[Records contained in a dataset]
►

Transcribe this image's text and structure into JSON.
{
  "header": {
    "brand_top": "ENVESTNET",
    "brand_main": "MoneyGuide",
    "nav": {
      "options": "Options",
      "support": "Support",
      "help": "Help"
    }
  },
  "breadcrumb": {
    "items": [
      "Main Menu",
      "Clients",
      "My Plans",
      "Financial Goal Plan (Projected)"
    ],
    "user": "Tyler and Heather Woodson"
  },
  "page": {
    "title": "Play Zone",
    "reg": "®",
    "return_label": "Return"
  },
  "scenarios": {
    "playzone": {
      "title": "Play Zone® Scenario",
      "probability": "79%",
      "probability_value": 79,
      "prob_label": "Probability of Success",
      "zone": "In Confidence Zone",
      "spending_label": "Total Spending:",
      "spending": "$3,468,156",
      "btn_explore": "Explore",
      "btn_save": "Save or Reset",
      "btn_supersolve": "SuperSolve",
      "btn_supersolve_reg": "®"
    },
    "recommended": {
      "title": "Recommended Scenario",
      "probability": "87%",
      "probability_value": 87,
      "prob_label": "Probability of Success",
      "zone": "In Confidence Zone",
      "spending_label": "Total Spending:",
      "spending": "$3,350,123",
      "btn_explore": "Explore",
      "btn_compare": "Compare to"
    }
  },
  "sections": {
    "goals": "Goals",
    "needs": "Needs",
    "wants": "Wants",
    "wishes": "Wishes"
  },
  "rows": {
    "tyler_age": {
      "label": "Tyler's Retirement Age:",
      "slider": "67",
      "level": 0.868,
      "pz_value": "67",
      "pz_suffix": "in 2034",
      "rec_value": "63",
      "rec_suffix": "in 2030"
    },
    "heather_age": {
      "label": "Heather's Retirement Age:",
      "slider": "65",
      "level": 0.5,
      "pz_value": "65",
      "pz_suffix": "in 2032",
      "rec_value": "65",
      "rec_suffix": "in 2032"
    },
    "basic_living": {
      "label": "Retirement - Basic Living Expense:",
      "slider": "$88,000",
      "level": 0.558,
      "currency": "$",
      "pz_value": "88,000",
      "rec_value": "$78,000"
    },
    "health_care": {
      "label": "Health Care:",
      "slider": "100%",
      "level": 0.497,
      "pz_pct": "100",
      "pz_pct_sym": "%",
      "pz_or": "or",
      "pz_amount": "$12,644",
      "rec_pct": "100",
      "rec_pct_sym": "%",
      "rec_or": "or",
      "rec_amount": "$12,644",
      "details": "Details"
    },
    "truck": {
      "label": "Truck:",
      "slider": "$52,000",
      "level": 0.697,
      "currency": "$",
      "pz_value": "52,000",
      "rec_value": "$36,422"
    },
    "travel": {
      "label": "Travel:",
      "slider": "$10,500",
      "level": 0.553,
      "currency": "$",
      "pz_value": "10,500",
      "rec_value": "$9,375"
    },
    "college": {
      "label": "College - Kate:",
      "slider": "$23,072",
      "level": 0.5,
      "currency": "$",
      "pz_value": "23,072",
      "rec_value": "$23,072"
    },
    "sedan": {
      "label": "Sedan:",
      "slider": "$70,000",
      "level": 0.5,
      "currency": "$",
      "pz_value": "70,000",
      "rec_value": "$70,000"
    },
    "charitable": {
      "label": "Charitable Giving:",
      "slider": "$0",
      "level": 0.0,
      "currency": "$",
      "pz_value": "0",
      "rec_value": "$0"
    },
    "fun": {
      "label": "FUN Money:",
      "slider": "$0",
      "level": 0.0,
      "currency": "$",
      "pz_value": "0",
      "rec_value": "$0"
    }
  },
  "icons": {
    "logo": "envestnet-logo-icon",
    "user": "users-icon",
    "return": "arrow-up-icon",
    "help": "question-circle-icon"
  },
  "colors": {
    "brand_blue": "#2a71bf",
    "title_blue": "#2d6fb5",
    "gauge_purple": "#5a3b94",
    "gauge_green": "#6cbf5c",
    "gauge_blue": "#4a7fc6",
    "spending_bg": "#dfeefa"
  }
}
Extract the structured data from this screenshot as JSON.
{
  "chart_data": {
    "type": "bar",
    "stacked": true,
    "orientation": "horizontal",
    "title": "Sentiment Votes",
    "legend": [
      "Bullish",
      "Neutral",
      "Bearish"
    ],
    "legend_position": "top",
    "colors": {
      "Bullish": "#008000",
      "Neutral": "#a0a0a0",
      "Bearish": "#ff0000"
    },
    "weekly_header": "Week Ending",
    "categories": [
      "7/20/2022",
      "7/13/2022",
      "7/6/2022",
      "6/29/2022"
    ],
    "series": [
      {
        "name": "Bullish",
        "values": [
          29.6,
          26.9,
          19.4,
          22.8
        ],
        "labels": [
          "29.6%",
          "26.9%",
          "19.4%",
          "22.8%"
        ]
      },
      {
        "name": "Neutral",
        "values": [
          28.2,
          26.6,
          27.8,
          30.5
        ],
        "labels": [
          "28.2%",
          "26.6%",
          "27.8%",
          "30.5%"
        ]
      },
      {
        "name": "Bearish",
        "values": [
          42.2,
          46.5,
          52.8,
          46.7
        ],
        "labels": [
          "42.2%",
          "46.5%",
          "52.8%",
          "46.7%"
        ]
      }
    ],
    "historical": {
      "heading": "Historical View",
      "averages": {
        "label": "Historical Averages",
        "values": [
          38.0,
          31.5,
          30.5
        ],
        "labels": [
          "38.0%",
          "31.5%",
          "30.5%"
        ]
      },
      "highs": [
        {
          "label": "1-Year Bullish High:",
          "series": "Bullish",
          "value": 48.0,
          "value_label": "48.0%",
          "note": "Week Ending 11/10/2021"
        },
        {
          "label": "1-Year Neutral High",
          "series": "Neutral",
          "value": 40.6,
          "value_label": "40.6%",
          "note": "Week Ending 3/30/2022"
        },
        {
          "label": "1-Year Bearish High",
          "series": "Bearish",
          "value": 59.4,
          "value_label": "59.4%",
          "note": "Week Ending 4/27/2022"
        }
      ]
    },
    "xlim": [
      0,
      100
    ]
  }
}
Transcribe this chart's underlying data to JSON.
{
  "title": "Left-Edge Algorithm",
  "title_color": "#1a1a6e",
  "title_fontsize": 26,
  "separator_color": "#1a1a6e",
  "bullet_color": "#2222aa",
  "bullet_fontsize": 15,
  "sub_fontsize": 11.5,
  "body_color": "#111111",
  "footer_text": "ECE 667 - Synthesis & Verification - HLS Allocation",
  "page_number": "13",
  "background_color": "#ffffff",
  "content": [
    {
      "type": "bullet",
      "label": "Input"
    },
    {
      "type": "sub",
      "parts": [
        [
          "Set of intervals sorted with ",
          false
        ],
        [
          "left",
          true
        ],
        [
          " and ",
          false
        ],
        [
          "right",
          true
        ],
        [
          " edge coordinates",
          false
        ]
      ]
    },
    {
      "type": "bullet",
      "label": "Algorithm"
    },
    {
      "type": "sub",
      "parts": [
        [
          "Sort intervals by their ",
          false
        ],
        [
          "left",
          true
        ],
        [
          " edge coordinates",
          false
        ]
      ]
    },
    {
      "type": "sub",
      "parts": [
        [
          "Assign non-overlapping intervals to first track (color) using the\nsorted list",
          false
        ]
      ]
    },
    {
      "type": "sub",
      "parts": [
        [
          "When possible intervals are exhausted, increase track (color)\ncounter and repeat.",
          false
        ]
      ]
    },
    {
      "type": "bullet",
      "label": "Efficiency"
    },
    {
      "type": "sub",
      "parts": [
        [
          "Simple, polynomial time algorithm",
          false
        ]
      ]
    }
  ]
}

◄

> _Stated exercise_: Write out every record shown above, word for word.

> _Solution to this exercise_:
Transcribe this image's text and structure into JSON.
{
  "header": {
    "brand_top": "ENVESTNET",
    "brand_main": "MoneyGuide",
    "nav": {
      "options": "Options",
      "support": "Support",
      "help": "Help"
    }
  },
  "breadcrumb": {
    "items": [
      "Main Menu",
      "Clients",
      "My Plans",
      "Financial Goal Plan (Projected)"
    ],
    "user": "Tyler and Heather Woodson"
  },
  "page": {
    "title": "Play Zone",
    "reg": "®",
    "return_label": "Return"
  },
  "scenarios": {
    "playzone": {
      "title": "Play Zone® Scenario",
      "probability": "79%",
      "probability_value": 79,
      "prob_label": "Probability of Success",
      "zone": "In Confidence Zone",
      "spending_label": "Total Spending:",
      "spending": "$3,468,156",
      "btn_explore": "Explore",
      "btn_save": "Save or Reset",
      "btn_supersolve": "SuperSolve",
      "btn_supersolve_reg": "®"
    },
    "recommended": {
      "title": "Recommended Scenario",
      "probability": "87%",
      "probability_value": 87,
      "prob_label": "Probability of Success",
      "zone": "In Confidence Zone",
      "spending_label": "Total Spending:",
      "spending": "$3,350,123",
      "btn_explore": "Explore",
      "btn_compare": "Compare to"
    }
  },
  "sections": {
    "goals": "Goals",
    "needs": "Needs",
    "wants": "Wants",
    "wishes": "Wishes"
  },
  "rows": {
    "tyler_age": {
      "label": "Tyler's Retirement Age:",
      "slider": "67",
      "level": 0.868,
      "pz_value": "67",
      "pz_suffix": "in 2034",
      "rec_value": "63",
      "rec_suffix": "in 2030"
    },
    "heather_age": {
      "label": "Heather's Retirement Age:",
      "slider": "65",
      "level": 0.5,
      "pz_value": "65",
      "pz_suffix": "in 2032",
      "rec_value": "65",
      "rec_suffix": "in 2032"
    },
    "basic_living": {
      "label": "Retirement - Basic Living Expense:",
      "slider": "$88,000",
      "level": 0.558,
      "currency": "$",
      "pz_value": "88,000",
      "rec_value": "$78,000"
    },
    "health_care": {
      "label": "Health Care:",
      "slider": "100%",
      "level": 0.497,
      "pz_pct": "100",
      "pz_pct_sym": "%",
      "pz_or": "or",
      "pz_amount": "$12,644",
      "rec_pct": "100",
      "rec_pct_sym": "%",
      "rec_or": "or",
      "rec_amount": "$12,644",
      "details": "Details"
    },
    "truck": {
      "label": "Truck:",
      "slider": "$52,000",
      "level": 0.697,
      "currency": "$",
      "pz_value": "52,000",
      "rec_value": "$36,422"
    },
    "travel": {
      "label": "Travel:",
      "slider": "$10,500",
      "level": 0.553,
      "currency": "$",
      "pz_value": "10,500",
      "rec_value": "$9,375"
    },
    "college": {
      "label": "College - Kate:",
      "slider": "$23,072",
      "level": 0.5,
      "currency": "$",
      "pz_value": "23,072",
      "rec_value": "$23,072"
    },
    "sedan": {
      "label": "Sedan:",
      "slider": "$70,000",
      "level": 0.5,
      "currency": "$",
      "pz_value": "70,000",
      "rec_value": "$70,000"
    },
    "charitable": {
      "label": "Charitable Giving:",
      "slider": "$0",
      "level": 0.0,
      "currency": "$",
      "pz_value": "0",
      "rec_value": "$0"
    },
    "fun": {
      "label": "FUN Money:",
      "slider": "$0",
      "level": 0.0,
      "currency": "$",
      "pz_value": "0",
      "rec_value": "$0"
    }
  },
  "icons": {
    "logo": "envestnet-logo-icon",
    "user": "users-icon",
    "return": "arrow-up-icon",
    "help": "question-circle-icon"
  },
  "colors": {
    "brand_blue": "#2a71bf",
    "title_blue": "#2d6fb5",
    "gauge_purple": "#5a3b94",
    "gauge_green": "#6cbf5c",
    "gauge_blue": "#4a7fc6",
    "spending_bg": "#dfeefa"
  }
}
Extract the structured data from this screenshot as JSON.
{
  "chart_data": {
    "type": "bar",
    "stacked": true,
    "orientation": "horizontal",
    "title": "Sentiment Votes",
    "legend": [
      "Bullish",
      "Neutral",
      "Bearish"
    ],
    "legend_position": "top",
    "colors": {
      "Bullish": "#008000",
      "Neutral": "#a0a0a0",
      "Bearish": "#ff0000"
    },
    "weekly_header": "Week Ending",
    "categories": [
      "7/20/2022",
      "7/13/2022",
      "7/6/2022",
      "6/29/2022"
    ],
    "series": [
      {
        "name": "Bullish",
        "values": [
          29.6,
          26.9,
          19.4,
          22.8
        ],
        "labels": [
          "29.6%",
          "26.9%",
          "19.4%",
          "22.8%"
        ]
      },
      {
        "name": "Neutral",
        "values": [
          28.2,
          26.6,
          27.8,
          30.5
        ],
        "labels": [
          "28.2%",
          "26.6%",
          "27.8%",
          "30.5%"
        ]
      },
      {
        "name": "Bearish",
        "values": [
          42.2,
          46.5,
          52.8,
          46.7
        ],
        "labels": [
          "42.2%",
          "46.5%",
          "52.8%",
          "46.7%"
        ]
      }
    ],
    "historical": {
      "heading": "Historical View",
      "averages": {
        "label": "Historical Averages",
        "values": [
          38.0,
          31.5,
          30.5
        ],
        "labels": [
          "38.0%",
          "31.5%",
          "30.5%"
        ]
      },
      "highs": [
        {
          "label": "1-Year Bullish High:",
          "series": "Bullish",
          "value": 48.0,
          "value_label": "48.0%",
          "note": "Week Ending 11/10/2021"
        },
        {
          "label": "1-Year Neutral High",
          "series": "Neutral",
          "value": 40.6,
          "value_label": "40.6%",
          "note": "Week Ending 3/30/2022"
        },
        {
          "label": "1-Year Bearish High",
          "series": "Bearish",
          "value": 59.4,
          "value_label": "59.4%",
          "note": "Week Ending 4/27/2022"
        }
      ]
    },
    "xlim": [
      0,
      100
    ]
  }
}
Transcribe this chart's underlying data to JSON.
{
  "title": "Left-Edge Algorithm",
  "title_color": "#1a1a6e",
  "title_fontsize": 26,
  "separator_color": "#1a1a6e",
  "bullet_color": "#2222aa",
  "bullet_fontsize": 15,
  "sub_fontsize": 11.5,
  "body_color": "#111111",
  "footer_text": "ECE 667 - Synthesis & Verification - HLS Allocation",
  "page_number": "13",
  "background_color": "#ffffff",
  "content": [
    {
      "type": "bullet",
      "label": "Input"
    },
    {
      "type": "sub",
      "parts": [
        [
          "Set of intervals sorted with ",
          false
        ],
        [
          "left",
          true
        ],
        [
          " and ",
          false
        ],
        [
          "right",
          true
        ],
        [
          " edge coordinates",
          false
        ]
      ]
    },
    {
      "type": "bullet",
      "label": "Algorithm"
    },
    {
      "type": "sub",
      "parts": [
        [
          "Sort intervals by their ",
          false
        ],
        [
          "left",
          true
        ],
        [
          " edge coordinates",
          false
        ]
      ]
    },
    {
      "type": "sub",
      "parts": [
        [
          "Assign non-overlapping intervals to first track (color) using the\nsorted list",
          false
        ]
      ]
    },
    {
      "type": "sub",
      "parts": [
        [
          "When possible intervals are exhausted, increase track (color)\ncounter and repeat.",
          false
        ]
      ]
    },
    {
      "type": "bullet",
      "label": "Efficiency"
    },
    {
      "type": "sub",
      "parts": [
        [
          "Simple, polynomial time algorithm",
          false
        ]
      ]
    }
  ]
}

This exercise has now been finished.